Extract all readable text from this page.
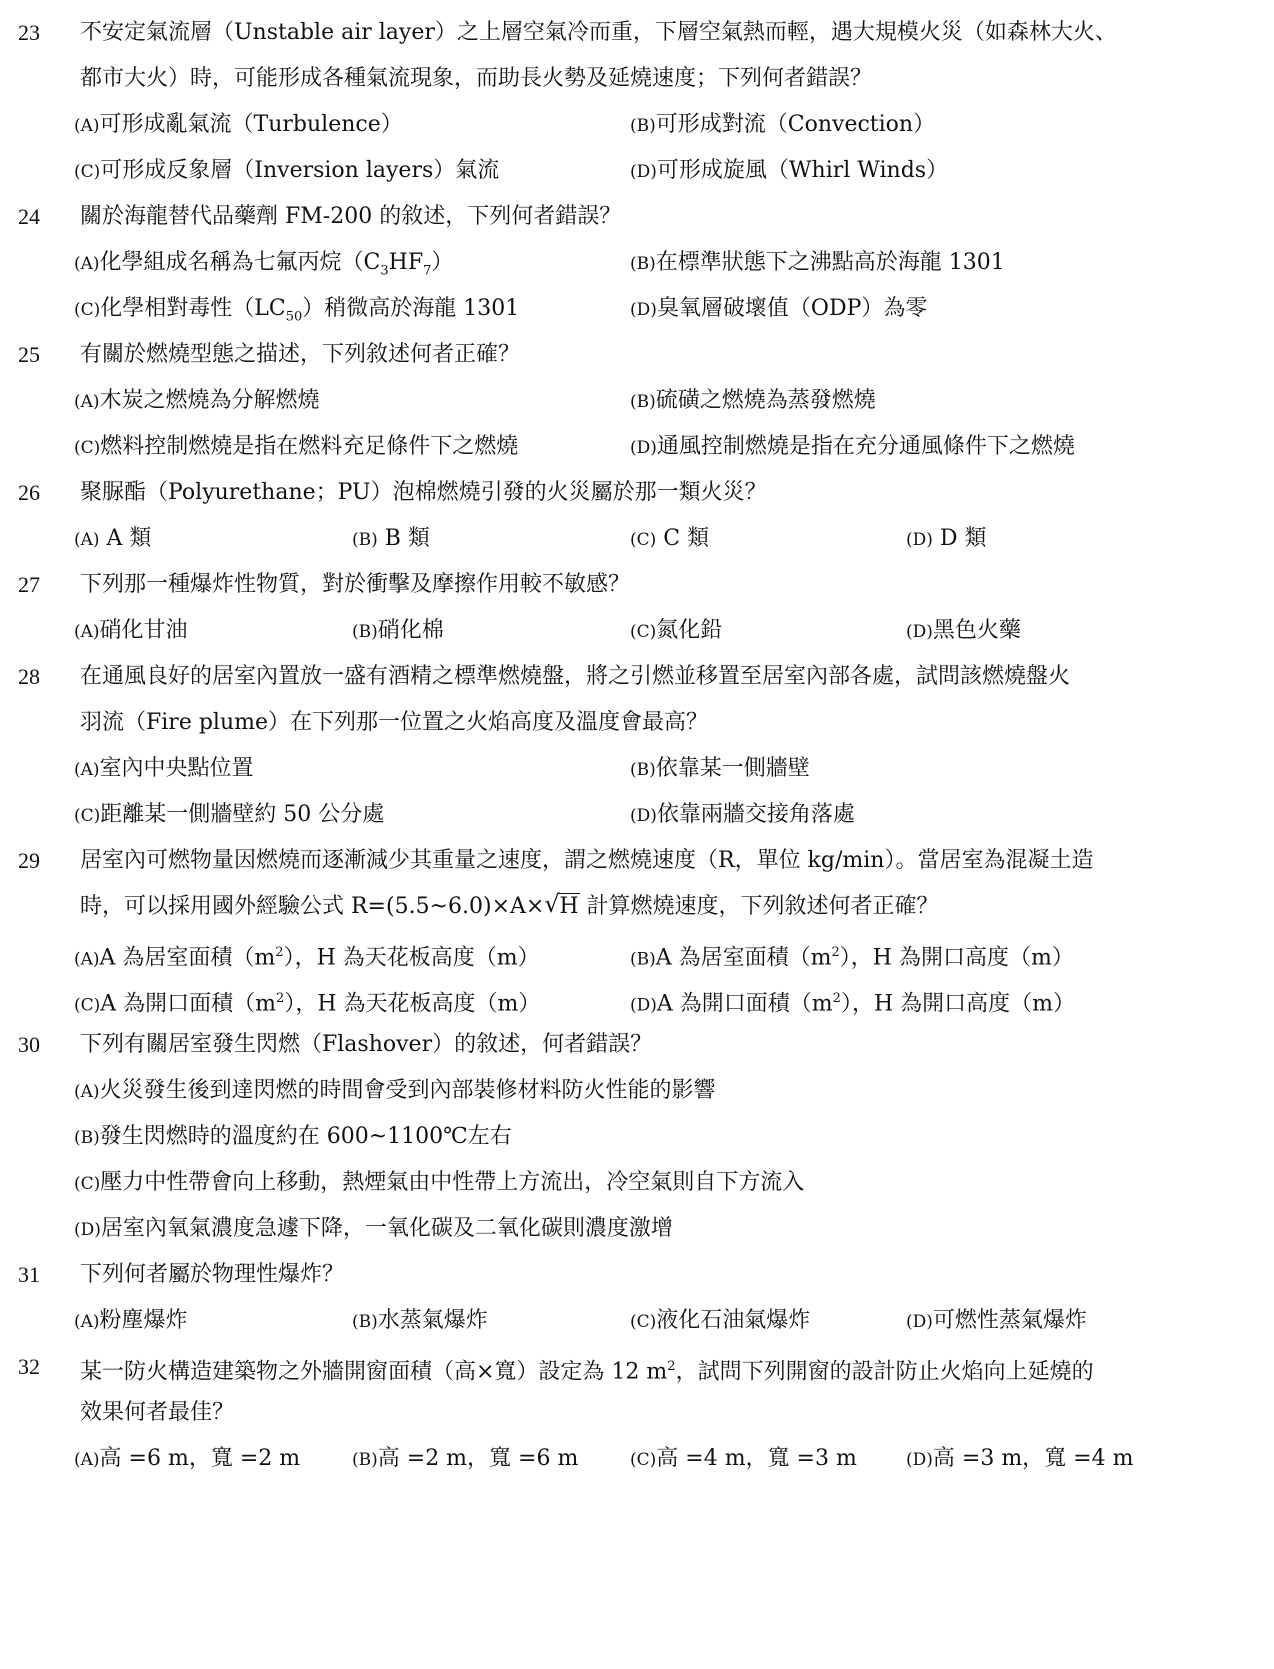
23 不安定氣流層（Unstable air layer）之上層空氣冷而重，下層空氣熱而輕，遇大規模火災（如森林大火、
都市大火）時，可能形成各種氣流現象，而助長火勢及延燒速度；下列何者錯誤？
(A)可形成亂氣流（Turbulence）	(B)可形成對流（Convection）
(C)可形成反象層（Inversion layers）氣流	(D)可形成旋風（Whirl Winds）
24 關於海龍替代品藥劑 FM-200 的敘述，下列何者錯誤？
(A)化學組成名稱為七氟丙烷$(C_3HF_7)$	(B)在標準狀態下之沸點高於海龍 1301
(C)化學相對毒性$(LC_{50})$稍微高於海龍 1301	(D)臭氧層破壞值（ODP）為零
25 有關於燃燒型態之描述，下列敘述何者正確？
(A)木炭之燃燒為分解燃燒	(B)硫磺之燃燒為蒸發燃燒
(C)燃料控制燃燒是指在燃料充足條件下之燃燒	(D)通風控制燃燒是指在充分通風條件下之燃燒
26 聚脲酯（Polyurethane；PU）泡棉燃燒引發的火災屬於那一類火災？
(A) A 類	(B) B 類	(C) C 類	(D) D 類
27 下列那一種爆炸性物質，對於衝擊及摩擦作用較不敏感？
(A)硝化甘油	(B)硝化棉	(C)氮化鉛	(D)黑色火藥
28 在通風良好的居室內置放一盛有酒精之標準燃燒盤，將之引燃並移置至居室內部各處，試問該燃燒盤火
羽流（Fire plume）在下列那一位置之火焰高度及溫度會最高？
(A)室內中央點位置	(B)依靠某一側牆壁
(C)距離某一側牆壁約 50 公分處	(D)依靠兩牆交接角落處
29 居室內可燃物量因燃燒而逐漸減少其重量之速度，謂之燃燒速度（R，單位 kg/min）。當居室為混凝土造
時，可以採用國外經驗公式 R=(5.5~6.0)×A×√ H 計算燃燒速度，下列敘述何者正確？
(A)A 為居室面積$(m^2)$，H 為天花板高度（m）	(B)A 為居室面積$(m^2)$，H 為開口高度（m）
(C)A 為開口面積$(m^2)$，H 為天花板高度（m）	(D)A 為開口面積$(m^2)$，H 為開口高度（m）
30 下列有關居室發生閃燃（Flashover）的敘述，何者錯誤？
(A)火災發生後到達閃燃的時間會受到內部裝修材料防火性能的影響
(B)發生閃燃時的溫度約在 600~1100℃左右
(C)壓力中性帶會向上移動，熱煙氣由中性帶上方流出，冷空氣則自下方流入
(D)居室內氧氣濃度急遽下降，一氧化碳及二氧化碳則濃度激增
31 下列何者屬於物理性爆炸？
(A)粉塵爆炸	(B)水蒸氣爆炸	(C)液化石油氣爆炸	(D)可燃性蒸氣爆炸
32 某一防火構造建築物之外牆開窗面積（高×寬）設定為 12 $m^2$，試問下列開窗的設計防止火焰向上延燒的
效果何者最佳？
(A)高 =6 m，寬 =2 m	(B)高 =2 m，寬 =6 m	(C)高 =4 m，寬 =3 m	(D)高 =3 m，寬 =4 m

**Instructions to follow:**
Using the records above, list each line that includes "下列何者錯誤".

**Task response:**
都市大火）時，可能形成各種氣流現象，而助長火勢及延燒速度；下列何者錯誤？
24 關於海龍替代品藥劑 FM-200 的敘述，下列何者錯誤？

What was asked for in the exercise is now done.